**PROVIDED DATA**
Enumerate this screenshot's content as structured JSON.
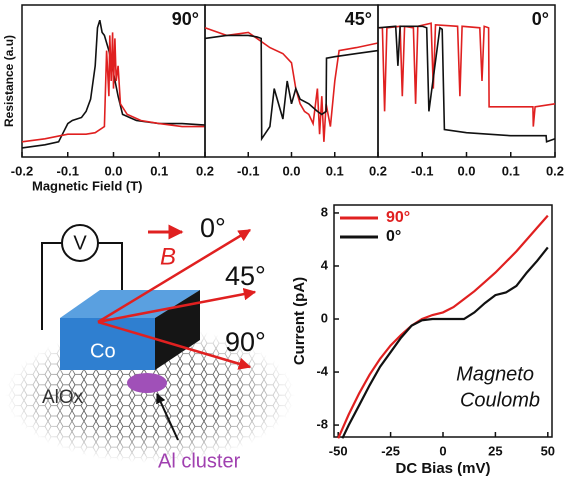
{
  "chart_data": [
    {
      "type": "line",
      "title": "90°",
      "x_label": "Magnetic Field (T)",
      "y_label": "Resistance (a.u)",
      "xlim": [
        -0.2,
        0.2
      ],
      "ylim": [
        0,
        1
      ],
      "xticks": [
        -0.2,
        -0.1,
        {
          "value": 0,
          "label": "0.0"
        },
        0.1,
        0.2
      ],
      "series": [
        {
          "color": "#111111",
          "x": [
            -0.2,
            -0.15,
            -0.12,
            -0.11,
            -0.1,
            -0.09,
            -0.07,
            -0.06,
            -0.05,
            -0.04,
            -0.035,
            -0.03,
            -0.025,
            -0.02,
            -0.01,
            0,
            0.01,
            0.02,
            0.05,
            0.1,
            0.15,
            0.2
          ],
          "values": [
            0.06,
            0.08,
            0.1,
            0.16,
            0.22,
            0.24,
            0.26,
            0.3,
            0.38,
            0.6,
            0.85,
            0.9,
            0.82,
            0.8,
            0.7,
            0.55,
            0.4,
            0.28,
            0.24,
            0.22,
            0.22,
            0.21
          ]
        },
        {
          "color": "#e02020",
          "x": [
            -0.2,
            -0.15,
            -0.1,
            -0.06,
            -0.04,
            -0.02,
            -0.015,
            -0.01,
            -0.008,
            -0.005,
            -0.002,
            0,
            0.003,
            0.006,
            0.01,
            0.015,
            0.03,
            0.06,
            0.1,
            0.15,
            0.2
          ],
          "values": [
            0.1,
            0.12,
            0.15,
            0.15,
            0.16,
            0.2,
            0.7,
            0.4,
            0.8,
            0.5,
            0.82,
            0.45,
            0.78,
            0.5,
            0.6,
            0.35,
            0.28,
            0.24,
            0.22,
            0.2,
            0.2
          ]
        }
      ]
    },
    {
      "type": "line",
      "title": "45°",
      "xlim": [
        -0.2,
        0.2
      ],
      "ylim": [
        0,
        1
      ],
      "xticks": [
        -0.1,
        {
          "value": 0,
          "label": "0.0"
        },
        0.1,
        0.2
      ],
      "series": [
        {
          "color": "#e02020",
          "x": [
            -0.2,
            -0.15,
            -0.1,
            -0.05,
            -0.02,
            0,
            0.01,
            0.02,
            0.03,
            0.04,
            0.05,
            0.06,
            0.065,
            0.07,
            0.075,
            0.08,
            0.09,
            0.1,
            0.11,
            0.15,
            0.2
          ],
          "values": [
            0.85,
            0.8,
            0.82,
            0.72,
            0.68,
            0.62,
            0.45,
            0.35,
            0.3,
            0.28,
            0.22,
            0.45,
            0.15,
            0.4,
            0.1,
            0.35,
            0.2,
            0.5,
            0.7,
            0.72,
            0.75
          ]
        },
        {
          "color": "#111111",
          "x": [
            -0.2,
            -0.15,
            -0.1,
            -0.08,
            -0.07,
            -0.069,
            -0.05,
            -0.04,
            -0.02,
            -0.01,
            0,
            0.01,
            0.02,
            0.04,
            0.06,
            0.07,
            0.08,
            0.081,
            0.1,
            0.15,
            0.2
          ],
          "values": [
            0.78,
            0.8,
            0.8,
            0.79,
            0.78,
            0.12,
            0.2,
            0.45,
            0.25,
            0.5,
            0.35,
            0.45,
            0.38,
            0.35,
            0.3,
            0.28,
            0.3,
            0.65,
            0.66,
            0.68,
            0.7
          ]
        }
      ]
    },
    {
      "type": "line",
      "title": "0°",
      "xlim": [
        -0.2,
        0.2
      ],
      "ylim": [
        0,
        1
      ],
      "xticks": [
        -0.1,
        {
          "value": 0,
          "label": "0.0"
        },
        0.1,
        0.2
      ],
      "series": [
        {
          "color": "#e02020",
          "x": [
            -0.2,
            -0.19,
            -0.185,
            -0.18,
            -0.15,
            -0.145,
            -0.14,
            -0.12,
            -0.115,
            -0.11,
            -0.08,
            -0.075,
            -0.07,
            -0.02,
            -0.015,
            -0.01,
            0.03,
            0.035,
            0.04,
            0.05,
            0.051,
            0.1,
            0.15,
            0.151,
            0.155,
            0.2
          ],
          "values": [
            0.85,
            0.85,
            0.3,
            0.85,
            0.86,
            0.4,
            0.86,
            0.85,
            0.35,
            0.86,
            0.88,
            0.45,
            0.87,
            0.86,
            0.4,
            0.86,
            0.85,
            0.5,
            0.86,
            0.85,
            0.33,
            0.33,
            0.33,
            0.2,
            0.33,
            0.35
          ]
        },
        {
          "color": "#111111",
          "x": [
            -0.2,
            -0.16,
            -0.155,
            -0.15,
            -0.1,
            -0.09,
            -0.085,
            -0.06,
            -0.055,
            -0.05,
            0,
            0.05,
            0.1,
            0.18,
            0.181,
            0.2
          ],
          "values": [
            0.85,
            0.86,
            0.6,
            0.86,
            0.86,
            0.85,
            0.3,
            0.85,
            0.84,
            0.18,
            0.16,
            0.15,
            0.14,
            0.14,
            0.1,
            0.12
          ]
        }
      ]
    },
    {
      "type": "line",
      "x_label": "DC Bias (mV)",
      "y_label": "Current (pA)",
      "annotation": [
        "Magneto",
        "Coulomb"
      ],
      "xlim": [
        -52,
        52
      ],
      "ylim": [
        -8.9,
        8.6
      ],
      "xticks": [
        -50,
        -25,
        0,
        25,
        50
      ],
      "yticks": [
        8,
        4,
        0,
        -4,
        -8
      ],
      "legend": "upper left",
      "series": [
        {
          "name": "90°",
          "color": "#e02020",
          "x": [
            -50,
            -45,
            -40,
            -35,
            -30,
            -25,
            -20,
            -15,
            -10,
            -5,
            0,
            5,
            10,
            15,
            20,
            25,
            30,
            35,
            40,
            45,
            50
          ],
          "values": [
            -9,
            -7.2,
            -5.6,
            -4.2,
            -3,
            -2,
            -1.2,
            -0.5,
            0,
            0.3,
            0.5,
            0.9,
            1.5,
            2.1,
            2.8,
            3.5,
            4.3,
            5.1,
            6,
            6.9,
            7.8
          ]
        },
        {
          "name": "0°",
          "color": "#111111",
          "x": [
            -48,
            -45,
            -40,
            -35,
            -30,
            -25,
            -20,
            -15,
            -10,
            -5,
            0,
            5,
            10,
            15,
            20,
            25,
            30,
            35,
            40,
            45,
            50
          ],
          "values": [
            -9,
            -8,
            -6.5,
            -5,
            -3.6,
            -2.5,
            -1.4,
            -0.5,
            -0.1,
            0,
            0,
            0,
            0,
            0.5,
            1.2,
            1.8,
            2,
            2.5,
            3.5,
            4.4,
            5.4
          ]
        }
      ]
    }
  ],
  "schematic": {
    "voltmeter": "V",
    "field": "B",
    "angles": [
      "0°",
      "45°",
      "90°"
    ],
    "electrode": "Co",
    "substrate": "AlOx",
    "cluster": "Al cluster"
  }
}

**GIVEN INSTRUCTION**
Reproduce the whole listing exactly, but not the images in it.

**EXERCISE ANSWER**
Enumerate this screenshot's content as structured JSON.
{
  "chart_data": [
    {
      "type": "line",
      "title": "90°",
      "x_label": "Magnetic Field (T)",
      "y_label": "Resistance (a.u)",
      "xlim": [
        -0.2,
        0.2
      ],
      "ylim": [
        0,
        1
      ],
      "xticks": [
        -0.2,
        -0.1,
        {
          "value": 0,
          "label": "0.0"
        },
        0.1,
        0.2
      ],
      "series": [
        {
          "color": "#111111",
          "x": [
            -0.2,
            -0.15,
            -0.12,
            -0.11,
            -0.1,
            -0.09,
            -0.07,
            -0.06,
            -0.05,
            -0.04,
            -0.035,
            -0.03,
            -0.025,
            -0.02,
            -0.01,
            0,
            0.01,
            0.02,
            0.05,
            0.1,
            0.15,
            0.2
          ],
          "values": [
            0.06,
            0.08,
            0.1,
            0.16,
            0.22,
            0.24,
            0.26,
            0.3,
            0.38,
            0.6,
            0.85,
            0.9,
            0.82,
            0.8,
            0.7,
            0.55,
            0.4,
            0.28,
            0.24,
            0.22,
            0.22,
            0.21
          ]
        },
        {
          "color": "#e02020",
          "x": [
            -0.2,
            -0.15,
            -0.1,
            -0.06,
            -0.04,
            -0.02,
            -0.015,
            -0.01,
            -0.008,
            -0.005,
            -0.002,
            0,
            0.003,
            0.006,
            0.01,
            0.015,
            0.03,
            0.06,
            0.1,
            0.15,
            0.2
          ],
          "values": [
            0.1,
            0.12,
            0.15,
            0.15,
            0.16,
            0.2,
            0.7,
            0.4,
            0.8,
            0.5,
            0.82,
            0.45,
            0.78,
            0.5,
            0.6,
            0.35,
            0.28,
            0.24,
            0.22,
            0.2,
            0.2
          ]
        }
      ]
    },
    {
      "type": "line",
      "title": "45°",
      "xlim": [
        -0.2,
        0.2
      ],
      "ylim": [
        0,
        1
      ],
      "xticks": [
        -0.1,
        {
          "value": 0,
          "label": "0.0"
        },
        0.1,
        0.2
      ],
      "series": [
        {
          "color": "#e02020",
          "x": [
            -0.2,
            -0.15,
            -0.1,
            -0.05,
            -0.02,
            0,
            0.01,
            0.02,
            0.03,
            0.04,
            0.05,
            0.06,
            0.065,
            0.07,
            0.075,
            0.08,
            0.09,
            0.1,
            0.11,
            0.15,
            0.2
          ],
          "values": [
            0.85,
            0.8,
            0.82,
            0.72,
            0.68,
            0.62,
            0.45,
            0.35,
            0.3,
            0.28,
            0.22,
            0.45,
            0.15,
            0.4,
            0.1,
            0.35,
            0.2,
            0.5,
            0.7,
            0.72,
            0.75
          ]
        },
        {
          "color": "#111111",
          "x": [
            -0.2,
            -0.15,
            -0.1,
            -0.08,
            -0.07,
            -0.069,
            -0.05,
            -0.04,
            -0.02,
            -0.01,
            0,
            0.01,
            0.02,
            0.04,
            0.06,
            0.07,
            0.08,
            0.081,
            0.1,
            0.15,
            0.2
          ],
          "values": [
            0.78,
            0.8,
            0.8,
            0.79,
            0.78,
            0.12,
            0.2,
            0.45,
            0.25,
            0.5,
            0.35,
            0.45,
            0.38,
            0.35,
            0.3,
            0.28,
            0.3,
            0.65,
            0.66,
            0.68,
            0.7
          ]
        }
      ]
    },
    {
      "type": "line",
      "title": "0°",
      "xlim": [
        -0.2,
        0.2
      ],
      "ylim": [
        0,
        1
      ],
      "xticks": [
        -0.1,
        {
          "value": 0,
          "label": "0.0"
        },
        0.1,
        0.2
      ],
      "series": [
        {
          "color": "#e02020",
          "x": [
            -0.2,
            -0.19,
            -0.185,
            -0.18,
            -0.15,
            -0.145,
            -0.14,
            -0.12,
            -0.115,
            -0.11,
            -0.08,
            -0.075,
            -0.07,
            -0.02,
            -0.015,
            -0.01,
            0.03,
            0.035,
            0.04,
            0.05,
            0.051,
            0.1,
            0.15,
            0.151,
            0.155,
            0.2
          ],
          "values": [
            0.85,
            0.85,
            0.3,
            0.85,
            0.86,
            0.4,
            0.86,
            0.85,
            0.35,
            0.86,
            0.88,
            0.45,
            0.87,
            0.86,
            0.4,
            0.86,
            0.85,
            0.5,
            0.86,
            0.85,
            0.33,
            0.33,
            0.33,
            0.2,
            0.33,
            0.35
          ]
        },
        {
          "color": "#111111",
          "x": [
            -0.2,
            -0.16,
            -0.155,
            -0.15,
            -0.1,
            -0.09,
            -0.085,
            -0.06,
            -0.055,
            -0.05,
            0,
            0.05,
            0.1,
            0.18,
            0.181,
            0.2
          ],
          "values": [
            0.85,
            0.86,
            0.6,
            0.86,
            0.86,
            0.85,
            0.3,
            0.85,
            0.84,
            0.18,
            0.16,
            0.15,
            0.14,
            0.14,
            0.1,
            0.12
          ]
        }
      ]
    },
    {
      "type": "line",
      "x_label": "DC Bias (mV)",
      "y_label": "Current (pA)",
      "annotation": [
        "Magneto",
        "Coulomb"
      ],
      "xlim": [
        -52,
        52
      ],
      "ylim": [
        -8.9,
        8.6
      ],
      "xticks": [
        -50,
        -25,
        0,
        25,
        50
      ],
      "yticks": [
        8,
        4,
        0,
        -4,
        -8
      ],
      "legend": "upper left",
      "series": [
        {
          "name": "90°",
          "color": "#e02020",
          "x": [
            -50,
            -45,
            -40,
            -35,
            -30,
            -25,
            -20,
            -15,
            -10,
            -5,
            0,
            5,
            10,
            15,
            20,
            25,
            30,
            35,
            40,
            45,
            50
          ],
          "values": [
            -9,
            -7.2,
            -5.6,
            -4.2,
            -3,
            -2,
            -1.2,
            -0.5,
            0,
            0.3,
            0.5,
            0.9,
            1.5,
            2.1,
            2.8,
            3.5,
            4.3,
            5.1,
            6,
            6.9,
            7.8
          ]
        },
        {
          "name": "0°",
          "color": "#111111",
          "x": [
            -48,
            -45,
            -40,
            -35,
            -30,
            -25,
            -20,
            -15,
            -10,
            -5,
            0,
            5,
            10,
            15,
            20,
            25,
            30,
            35,
            40,
            45,
            50
          ],
          "values": [
            -9,
            -8,
            -6.5,
            -5,
            -3.6,
            -2.5,
            -1.4,
            -0.5,
            -0.1,
            0,
            0,
            0,
            0,
            0.5,
            1.2,
            1.8,
            2,
            2.5,
            3.5,
            4.4,
            5.4
          ]
        }
      ]
    }
  ],
  "schematic": {
    "voltmeter": "V",
    "field": "B",
    "angles": [
      "0°",
      "45°",
      "90°"
    ],
    "electrode": "Co",
    "substrate": "AlOx",
    "cluster": "Al cluster"
  }
}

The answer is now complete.